WHAT IS BEING ASKED
Render each line of the material below as an item in a numbered list, and leave out any blank lines.

Part of a data file
========================
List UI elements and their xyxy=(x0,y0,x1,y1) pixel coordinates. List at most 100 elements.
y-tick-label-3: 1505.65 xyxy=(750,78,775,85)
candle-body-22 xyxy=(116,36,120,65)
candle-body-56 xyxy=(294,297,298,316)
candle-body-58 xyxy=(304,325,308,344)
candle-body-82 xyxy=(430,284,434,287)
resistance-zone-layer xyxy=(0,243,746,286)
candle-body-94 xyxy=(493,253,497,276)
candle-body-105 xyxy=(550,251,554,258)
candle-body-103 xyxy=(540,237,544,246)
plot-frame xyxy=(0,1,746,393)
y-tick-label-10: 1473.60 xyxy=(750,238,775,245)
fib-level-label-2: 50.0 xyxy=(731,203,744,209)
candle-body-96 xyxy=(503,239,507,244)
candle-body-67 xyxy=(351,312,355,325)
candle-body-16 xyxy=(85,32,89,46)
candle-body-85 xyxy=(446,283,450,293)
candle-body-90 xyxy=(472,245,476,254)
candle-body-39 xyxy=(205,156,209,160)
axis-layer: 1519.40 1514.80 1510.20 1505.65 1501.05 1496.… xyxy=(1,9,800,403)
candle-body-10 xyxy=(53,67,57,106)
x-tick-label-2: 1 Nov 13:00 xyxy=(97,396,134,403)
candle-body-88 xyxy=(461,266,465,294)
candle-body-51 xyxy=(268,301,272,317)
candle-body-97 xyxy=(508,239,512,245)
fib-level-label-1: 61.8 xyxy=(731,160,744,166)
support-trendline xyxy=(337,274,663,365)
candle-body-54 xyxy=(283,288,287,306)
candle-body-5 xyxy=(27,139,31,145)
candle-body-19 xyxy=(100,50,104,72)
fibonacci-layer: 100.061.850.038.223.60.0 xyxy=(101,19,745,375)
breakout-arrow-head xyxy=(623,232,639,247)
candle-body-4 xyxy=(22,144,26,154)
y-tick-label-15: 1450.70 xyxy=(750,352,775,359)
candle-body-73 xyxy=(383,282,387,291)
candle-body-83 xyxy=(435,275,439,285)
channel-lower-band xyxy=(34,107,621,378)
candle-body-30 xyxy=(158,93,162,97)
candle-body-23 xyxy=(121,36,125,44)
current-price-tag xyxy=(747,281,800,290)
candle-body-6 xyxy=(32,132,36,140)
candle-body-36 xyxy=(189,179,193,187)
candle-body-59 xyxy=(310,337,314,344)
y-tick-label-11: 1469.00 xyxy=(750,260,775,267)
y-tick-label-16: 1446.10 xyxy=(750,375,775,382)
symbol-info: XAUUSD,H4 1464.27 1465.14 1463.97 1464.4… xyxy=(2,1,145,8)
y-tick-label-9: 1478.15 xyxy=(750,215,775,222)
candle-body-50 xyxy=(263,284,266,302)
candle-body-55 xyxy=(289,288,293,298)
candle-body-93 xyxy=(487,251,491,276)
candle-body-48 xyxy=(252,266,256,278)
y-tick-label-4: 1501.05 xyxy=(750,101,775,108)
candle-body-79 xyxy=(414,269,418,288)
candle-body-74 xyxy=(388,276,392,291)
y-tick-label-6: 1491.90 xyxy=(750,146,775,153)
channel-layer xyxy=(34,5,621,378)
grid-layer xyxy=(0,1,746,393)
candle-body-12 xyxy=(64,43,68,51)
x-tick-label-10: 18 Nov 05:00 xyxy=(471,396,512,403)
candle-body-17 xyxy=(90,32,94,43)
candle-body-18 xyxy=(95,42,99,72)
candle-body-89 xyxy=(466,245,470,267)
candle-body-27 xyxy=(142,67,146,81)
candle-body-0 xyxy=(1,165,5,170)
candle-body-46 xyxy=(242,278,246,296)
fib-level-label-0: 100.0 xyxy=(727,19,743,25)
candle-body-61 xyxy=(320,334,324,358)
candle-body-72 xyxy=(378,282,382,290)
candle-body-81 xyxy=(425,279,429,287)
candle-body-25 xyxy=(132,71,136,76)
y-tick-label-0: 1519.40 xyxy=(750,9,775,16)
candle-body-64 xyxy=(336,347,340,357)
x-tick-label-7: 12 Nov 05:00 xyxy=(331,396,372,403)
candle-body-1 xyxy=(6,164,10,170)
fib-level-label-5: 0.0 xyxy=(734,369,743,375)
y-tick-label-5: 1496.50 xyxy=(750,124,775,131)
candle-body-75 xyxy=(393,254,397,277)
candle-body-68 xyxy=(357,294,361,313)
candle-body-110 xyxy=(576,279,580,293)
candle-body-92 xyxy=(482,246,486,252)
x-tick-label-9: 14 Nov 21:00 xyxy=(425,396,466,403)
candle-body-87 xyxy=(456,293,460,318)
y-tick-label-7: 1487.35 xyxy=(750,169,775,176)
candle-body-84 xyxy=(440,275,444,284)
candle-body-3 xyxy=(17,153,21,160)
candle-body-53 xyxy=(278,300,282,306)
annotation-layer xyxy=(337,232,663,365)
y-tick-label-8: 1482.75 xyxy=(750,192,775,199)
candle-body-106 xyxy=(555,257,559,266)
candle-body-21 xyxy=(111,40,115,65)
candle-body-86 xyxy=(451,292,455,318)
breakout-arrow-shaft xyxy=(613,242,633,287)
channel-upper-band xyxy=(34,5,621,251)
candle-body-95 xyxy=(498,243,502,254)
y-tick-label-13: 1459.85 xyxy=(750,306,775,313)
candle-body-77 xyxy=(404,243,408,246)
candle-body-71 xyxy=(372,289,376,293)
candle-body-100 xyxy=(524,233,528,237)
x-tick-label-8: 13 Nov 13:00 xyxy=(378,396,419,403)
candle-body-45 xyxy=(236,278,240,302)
========================
EXPECTED ANSWER
1. List UI elements and their xyxy=(x0,y0,x1,y1) pixel coordinates. List at most 100 elements.
2. y-tick-label-3: 1505.65 xyxy=(750,78,775,85)
3. candle-body-22 xyxy=(116,36,120,65)
4. candle-body-56 xyxy=(294,297,298,316)
5. candle-body-58 xyxy=(304,325,308,344)
6. candle-body-82 xyxy=(430,284,434,287)
7. resistance-zone-layer xyxy=(0,243,746,286)
8. candle-body-94 xyxy=(493,253,497,276)
9. candle-body-105 xyxy=(550,251,554,258)
10. candle-body-103 xyxy=(540,237,544,246)
11. plot-frame xyxy=(0,1,746,393)
12. y-tick-label-10: 1473.60 xyxy=(750,238,775,245)
13. fib-level-label-2: 50.0 xyxy=(731,203,744,209)
14. candle-body-96 xyxy=(503,239,507,244)
15. candle-body-67 xyxy=(351,312,355,325)
16. candle-body-16 xyxy=(85,32,89,46)
17. candle-body-85 xyxy=(446,283,450,293)
18. candle-body-90 xyxy=(472,245,476,254)
19. candle-body-39 xyxy=(205,156,209,160)
20. axis-layer: 1519.40 1514.80 1510.20 1505.65 1501.05 1496.… xyxy=(1,9,800,403)
21. candle-body-10 xyxy=(53,67,57,106)
22. x-tick-label-2: 1 Nov 13:00 xyxy=(97,396,134,403)
23. candle-body-88 xyxy=(461,266,465,294)
24. candle-body-51 xyxy=(268,301,272,317)
25. candle-body-97 xyxy=(508,239,512,245)
26. fib-level-label-1: 61.8 xyxy=(731,160,744,166)
27. support-trendline xyxy=(337,274,663,365)
28. candle-body-54 xyxy=(283,288,287,306)
29. candle-body-5 xyxy=(27,139,31,145)
30. candle-body-19 xyxy=(100,50,104,72)
31. fibonacci-layer: 100.061.850.038.223.60.0 xyxy=(101,19,745,375)
32. breakout-arrow-head xyxy=(623,232,639,247)
33. candle-body-4 xyxy=(22,144,26,154)
34. y-tick-label-15: 1450.70 xyxy=(750,352,775,359)
35. candle-body-73 xyxy=(383,282,387,291)
36. candle-body-83 xyxy=(435,275,439,285)
37. channel-lower-band xyxy=(34,107,621,378)
38. candle-body-30 xyxy=(158,93,162,97)
39. candle-body-23 xyxy=(121,36,125,44)
40. current-price-tag xyxy=(747,281,800,290)
41. candle-body-6 xyxy=(32,132,36,140)
42. candle-body-36 xyxy=(189,179,193,187)
43. candle-body-59 xyxy=(310,337,314,344)
44. y-tick-label-11: 1469.00 xyxy=(750,260,775,267)
45. y-tick-label-16: 1446.10 xyxy=(750,375,775,382)
46. symbol-info: XAUUSD,H4 1464.27 1465.14 1463.97 1464.4… xyxy=(2,1,145,8)
47. y-tick-label-9: 1478.15 xyxy=(750,215,775,222)
48. candle-body-50 xyxy=(263,284,266,302)
49. candle-body-55 xyxy=(289,288,293,298)
50. candle-body-93 xyxy=(487,251,491,276)
51. candle-body-48 xyxy=(252,266,256,278)
52. y-tick-label-4: 1501.05 xyxy=(750,101,775,108)
53. candle-body-79 xyxy=(414,269,418,288)
54. candle-body-74 xyxy=(388,276,392,291)
55. y-tick-label-6: 1491.90 xyxy=(750,146,775,153)
56. channel-layer xyxy=(34,5,621,378)
57. grid-layer xyxy=(0,1,746,393)
58. candle-body-12 xyxy=(64,43,68,51)
59. x-tick-label-10: 18 Nov 05:00 xyxy=(471,396,512,403)
60. candle-body-17 xyxy=(90,32,94,43)
61. candle-body-18 xyxy=(95,42,99,72)
62. candle-body-89 xyxy=(466,245,470,267)
63. candle-body-27 xyxy=(142,67,146,81)
64. candle-body-0 xyxy=(1,165,5,170)
65. candle-body-46 xyxy=(242,278,246,296)
66. fib-level-label-0: 100.0 xyxy=(727,19,743,25)
67. candle-body-61 xyxy=(320,334,324,358)
68. candle-body-72 xyxy=(378,282,382,290)
69. candle-body-81 xyxy=(425,279,429,287)
70. candle-body-25 xyxy=(132,71,136,76)
71. y-tick-label-0: 1519.40 xyxy=(750,9,775,16)
72. candle-body-64 xyxy=(336,347,340,357)
73. x-tick-label-7: 12 Nov 05:00 xyxy=(331,396,372,403)
74. candle-body-1 xyxy=(6,164,10,170)
75. fib-level-label-5: 0.0 xyxy=(734,369,743,375)
76. y-tick-label-5: 1496.50 xyxy=(750,124,775,131)
77. candle-body-75 xyxy=(393,254,397,277)
78. candle-body-68 xyxy=(357,294,361,313)
79. candle-body-110 xyxy=(576,279,580,293)
80. candle-body-92 xyxy=(482,246,486,252)
81. x-tick-label-9: 14 Nov 21:00 xyxy=(425,396,466,403)
82. candle-body-87 xyxy=(456,293,460,318)
83. y-tick-label-7: 1487.35 xyxy=(750,169,775,176)
84. candle-body-84 xyxy=(440,275,444,284)
85. candle-body-3 xyxy=(17,153,21,160)
86. candle-body-53 xyxy=(278,300,282,306)
87. annotation-layer xyxy=(337,232,663,365)
88. y-tick-label-8: 1482.75 xyxy=(750,192,775,199)
89. candle-body-106 xyxy=(555,257,559,266)
90. candle-body-21 xyxy=(111,40,115,65)
91. candle-body-86 xyxy=(451,292,455,318)
92. breakout-arrow-shaft xyxy=(613,242,633,287)
93. channel-upper-band xyxy=(34,5,621,251)
94. candle-body-95 xyxy=(498,243,502,254)
95. y-tick-label-13: 1459.85 xyxy=(750,306,775,313)
96. candle-body-77 xyxy=(404,243,408,246)
97. candle-body-71 xyxy=(372,289,376,293)
98. candle-body-100 xyxy=(524,233,528,237)
99. x-tick-label-8: 13 Nov 13:00 xyxy=(378,396,419,403)
100. candle-body-45 xyxy=(236,278,240,302)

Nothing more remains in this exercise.